GIVEN PROBLEM —
Set out each line from the following listing that includes the word "Company".

----

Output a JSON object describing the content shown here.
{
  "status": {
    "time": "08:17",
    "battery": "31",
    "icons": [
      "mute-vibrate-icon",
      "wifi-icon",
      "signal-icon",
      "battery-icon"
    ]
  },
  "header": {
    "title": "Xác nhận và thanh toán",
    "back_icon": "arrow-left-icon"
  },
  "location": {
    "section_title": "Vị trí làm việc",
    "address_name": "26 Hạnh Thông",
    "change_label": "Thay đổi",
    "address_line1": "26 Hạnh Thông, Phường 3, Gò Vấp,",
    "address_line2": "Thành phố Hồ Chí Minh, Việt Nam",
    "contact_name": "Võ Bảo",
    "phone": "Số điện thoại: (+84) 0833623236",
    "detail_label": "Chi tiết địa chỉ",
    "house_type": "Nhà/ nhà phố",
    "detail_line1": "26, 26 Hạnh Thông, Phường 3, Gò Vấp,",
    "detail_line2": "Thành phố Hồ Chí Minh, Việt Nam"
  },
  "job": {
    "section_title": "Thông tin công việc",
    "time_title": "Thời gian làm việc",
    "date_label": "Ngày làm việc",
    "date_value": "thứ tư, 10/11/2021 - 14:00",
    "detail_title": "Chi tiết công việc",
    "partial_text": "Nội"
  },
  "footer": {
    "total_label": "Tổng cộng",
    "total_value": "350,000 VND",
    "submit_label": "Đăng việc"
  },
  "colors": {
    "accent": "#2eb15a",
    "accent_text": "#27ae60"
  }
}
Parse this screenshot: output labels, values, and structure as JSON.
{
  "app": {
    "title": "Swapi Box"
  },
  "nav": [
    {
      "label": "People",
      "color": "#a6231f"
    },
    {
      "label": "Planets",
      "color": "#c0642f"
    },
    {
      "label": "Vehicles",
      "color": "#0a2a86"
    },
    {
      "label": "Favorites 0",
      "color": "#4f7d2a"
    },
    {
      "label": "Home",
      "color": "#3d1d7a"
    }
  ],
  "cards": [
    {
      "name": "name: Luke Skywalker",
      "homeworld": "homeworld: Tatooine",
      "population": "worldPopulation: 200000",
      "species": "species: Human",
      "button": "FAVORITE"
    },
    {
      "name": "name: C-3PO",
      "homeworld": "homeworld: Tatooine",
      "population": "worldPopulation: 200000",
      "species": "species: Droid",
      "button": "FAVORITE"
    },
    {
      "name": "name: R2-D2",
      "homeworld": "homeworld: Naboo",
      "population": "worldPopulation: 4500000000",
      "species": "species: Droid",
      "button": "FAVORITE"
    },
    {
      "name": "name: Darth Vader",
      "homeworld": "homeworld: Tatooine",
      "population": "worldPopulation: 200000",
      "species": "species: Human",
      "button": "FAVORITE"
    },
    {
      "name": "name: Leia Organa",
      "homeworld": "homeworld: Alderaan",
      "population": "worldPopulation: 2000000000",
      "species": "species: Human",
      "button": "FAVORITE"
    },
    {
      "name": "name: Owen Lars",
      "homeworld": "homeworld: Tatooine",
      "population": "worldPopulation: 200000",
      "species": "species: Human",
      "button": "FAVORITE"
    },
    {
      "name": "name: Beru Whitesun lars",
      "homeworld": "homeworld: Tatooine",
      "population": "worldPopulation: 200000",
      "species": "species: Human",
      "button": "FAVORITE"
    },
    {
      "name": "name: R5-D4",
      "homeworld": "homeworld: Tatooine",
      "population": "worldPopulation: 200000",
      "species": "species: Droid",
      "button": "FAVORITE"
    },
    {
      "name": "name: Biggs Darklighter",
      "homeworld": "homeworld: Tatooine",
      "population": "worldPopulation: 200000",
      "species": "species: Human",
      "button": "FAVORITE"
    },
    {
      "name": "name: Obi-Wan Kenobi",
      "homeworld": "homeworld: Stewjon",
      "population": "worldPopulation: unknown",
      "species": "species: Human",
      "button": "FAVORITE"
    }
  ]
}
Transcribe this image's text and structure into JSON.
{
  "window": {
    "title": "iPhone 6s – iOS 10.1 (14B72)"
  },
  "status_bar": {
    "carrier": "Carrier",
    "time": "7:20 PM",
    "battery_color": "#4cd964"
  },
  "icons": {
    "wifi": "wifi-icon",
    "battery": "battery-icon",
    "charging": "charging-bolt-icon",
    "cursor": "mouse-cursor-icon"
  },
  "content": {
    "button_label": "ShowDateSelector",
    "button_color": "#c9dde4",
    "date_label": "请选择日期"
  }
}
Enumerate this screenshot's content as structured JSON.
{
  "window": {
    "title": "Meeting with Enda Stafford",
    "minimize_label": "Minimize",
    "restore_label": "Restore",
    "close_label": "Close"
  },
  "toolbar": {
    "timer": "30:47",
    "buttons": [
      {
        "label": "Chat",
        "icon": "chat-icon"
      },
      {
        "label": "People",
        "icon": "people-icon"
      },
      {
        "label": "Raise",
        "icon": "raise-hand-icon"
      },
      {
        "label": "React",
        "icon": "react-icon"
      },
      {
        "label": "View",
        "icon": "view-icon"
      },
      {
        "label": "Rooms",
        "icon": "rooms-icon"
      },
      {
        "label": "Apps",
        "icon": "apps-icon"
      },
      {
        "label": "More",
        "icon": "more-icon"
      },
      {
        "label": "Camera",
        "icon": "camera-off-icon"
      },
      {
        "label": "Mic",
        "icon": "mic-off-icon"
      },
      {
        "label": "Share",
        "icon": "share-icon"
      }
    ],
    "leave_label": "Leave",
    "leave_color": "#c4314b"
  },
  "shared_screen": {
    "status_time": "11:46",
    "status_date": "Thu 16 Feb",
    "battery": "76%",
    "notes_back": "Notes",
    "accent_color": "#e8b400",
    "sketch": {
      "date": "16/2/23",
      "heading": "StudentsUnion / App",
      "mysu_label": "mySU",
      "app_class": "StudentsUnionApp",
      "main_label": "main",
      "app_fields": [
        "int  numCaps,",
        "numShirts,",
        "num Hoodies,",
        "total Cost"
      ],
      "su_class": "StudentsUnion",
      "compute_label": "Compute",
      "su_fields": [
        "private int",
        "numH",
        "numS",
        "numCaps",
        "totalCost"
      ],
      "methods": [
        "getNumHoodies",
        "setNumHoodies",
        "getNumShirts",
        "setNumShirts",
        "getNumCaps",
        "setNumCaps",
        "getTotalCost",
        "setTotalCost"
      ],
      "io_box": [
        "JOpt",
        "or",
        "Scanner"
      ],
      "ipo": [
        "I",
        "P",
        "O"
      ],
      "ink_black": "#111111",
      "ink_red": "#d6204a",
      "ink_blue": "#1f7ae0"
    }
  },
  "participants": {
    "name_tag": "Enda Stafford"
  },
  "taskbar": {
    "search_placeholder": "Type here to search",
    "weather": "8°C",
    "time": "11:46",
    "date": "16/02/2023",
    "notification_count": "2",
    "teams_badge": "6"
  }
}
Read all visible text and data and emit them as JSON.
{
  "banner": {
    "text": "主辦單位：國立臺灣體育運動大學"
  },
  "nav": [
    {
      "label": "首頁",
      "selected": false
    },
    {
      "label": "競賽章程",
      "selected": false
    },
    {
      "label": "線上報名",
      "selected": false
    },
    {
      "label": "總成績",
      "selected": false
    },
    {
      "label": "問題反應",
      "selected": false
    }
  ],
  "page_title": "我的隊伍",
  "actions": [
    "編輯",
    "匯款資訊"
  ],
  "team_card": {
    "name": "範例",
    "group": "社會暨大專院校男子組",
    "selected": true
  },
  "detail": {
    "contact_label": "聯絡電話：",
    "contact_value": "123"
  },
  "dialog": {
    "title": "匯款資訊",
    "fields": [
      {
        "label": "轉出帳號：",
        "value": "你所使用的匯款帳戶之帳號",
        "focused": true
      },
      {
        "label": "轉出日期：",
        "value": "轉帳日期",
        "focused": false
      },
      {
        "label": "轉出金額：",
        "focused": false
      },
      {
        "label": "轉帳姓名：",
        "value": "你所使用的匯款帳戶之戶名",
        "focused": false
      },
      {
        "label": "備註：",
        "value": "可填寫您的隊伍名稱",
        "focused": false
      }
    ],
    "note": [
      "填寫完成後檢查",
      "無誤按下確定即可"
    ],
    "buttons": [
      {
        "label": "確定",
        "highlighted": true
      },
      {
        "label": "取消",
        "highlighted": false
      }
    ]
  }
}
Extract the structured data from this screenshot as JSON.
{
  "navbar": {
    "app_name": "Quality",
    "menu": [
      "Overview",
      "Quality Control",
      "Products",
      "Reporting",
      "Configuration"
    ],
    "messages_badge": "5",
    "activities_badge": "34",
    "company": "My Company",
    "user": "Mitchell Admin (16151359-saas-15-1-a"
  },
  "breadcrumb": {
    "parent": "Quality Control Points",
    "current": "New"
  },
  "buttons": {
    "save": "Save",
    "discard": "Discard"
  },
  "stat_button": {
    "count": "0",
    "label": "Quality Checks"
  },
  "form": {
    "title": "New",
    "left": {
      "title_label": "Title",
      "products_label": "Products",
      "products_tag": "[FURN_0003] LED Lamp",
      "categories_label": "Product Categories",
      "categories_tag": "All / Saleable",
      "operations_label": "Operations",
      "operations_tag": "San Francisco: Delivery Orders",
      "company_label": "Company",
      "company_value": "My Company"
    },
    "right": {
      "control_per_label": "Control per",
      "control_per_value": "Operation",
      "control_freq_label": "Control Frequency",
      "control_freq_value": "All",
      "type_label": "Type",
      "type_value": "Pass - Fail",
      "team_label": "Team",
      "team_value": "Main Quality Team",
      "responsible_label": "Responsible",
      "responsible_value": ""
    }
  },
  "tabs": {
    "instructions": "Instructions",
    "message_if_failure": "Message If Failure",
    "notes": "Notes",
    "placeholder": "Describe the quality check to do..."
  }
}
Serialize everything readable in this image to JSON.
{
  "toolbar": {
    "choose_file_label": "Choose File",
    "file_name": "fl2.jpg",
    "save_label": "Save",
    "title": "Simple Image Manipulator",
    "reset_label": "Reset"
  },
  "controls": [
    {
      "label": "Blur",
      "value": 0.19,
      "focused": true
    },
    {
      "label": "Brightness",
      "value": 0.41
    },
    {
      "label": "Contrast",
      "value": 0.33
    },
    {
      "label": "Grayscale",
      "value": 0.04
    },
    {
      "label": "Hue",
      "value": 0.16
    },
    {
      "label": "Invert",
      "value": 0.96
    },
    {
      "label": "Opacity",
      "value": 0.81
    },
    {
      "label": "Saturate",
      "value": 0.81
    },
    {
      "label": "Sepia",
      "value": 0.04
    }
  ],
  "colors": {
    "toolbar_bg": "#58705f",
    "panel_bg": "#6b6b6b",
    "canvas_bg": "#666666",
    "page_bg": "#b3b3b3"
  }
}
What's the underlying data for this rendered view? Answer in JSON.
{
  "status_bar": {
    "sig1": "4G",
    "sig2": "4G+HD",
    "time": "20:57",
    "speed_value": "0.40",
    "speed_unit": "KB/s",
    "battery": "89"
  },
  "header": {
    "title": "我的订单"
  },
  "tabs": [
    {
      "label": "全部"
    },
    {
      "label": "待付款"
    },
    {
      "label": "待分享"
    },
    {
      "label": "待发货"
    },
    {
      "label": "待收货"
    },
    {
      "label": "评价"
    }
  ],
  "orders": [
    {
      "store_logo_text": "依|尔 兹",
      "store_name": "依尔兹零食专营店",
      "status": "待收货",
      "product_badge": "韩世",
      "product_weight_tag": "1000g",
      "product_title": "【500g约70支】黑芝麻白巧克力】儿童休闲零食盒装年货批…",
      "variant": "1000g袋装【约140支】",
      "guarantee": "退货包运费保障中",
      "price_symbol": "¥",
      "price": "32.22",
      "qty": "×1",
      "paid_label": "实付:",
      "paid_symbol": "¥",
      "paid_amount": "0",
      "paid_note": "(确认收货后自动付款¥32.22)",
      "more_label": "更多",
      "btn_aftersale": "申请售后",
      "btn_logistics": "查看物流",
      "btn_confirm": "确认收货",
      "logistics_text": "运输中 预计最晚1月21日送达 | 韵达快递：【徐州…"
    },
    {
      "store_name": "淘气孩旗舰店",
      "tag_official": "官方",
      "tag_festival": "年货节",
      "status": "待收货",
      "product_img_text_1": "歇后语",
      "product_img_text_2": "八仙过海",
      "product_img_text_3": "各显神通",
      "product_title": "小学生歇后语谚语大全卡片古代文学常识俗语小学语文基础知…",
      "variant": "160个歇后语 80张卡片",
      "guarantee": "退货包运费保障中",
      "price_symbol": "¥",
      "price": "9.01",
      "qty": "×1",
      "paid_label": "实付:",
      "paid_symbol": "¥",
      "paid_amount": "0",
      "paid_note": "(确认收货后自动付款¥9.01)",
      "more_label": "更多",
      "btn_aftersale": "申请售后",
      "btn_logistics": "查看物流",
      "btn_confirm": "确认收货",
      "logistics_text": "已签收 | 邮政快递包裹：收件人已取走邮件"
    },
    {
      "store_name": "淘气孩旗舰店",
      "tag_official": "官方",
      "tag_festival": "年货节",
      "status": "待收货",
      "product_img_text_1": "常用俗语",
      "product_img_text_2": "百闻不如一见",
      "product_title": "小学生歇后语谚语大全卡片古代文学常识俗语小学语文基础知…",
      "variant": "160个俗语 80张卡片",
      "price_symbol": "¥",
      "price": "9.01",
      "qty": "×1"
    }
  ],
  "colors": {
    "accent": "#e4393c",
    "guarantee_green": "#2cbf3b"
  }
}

----

OUTPUT BELOW —
    "company": "My Company",
      "company_label": "Company",
      "company_value": "My Company"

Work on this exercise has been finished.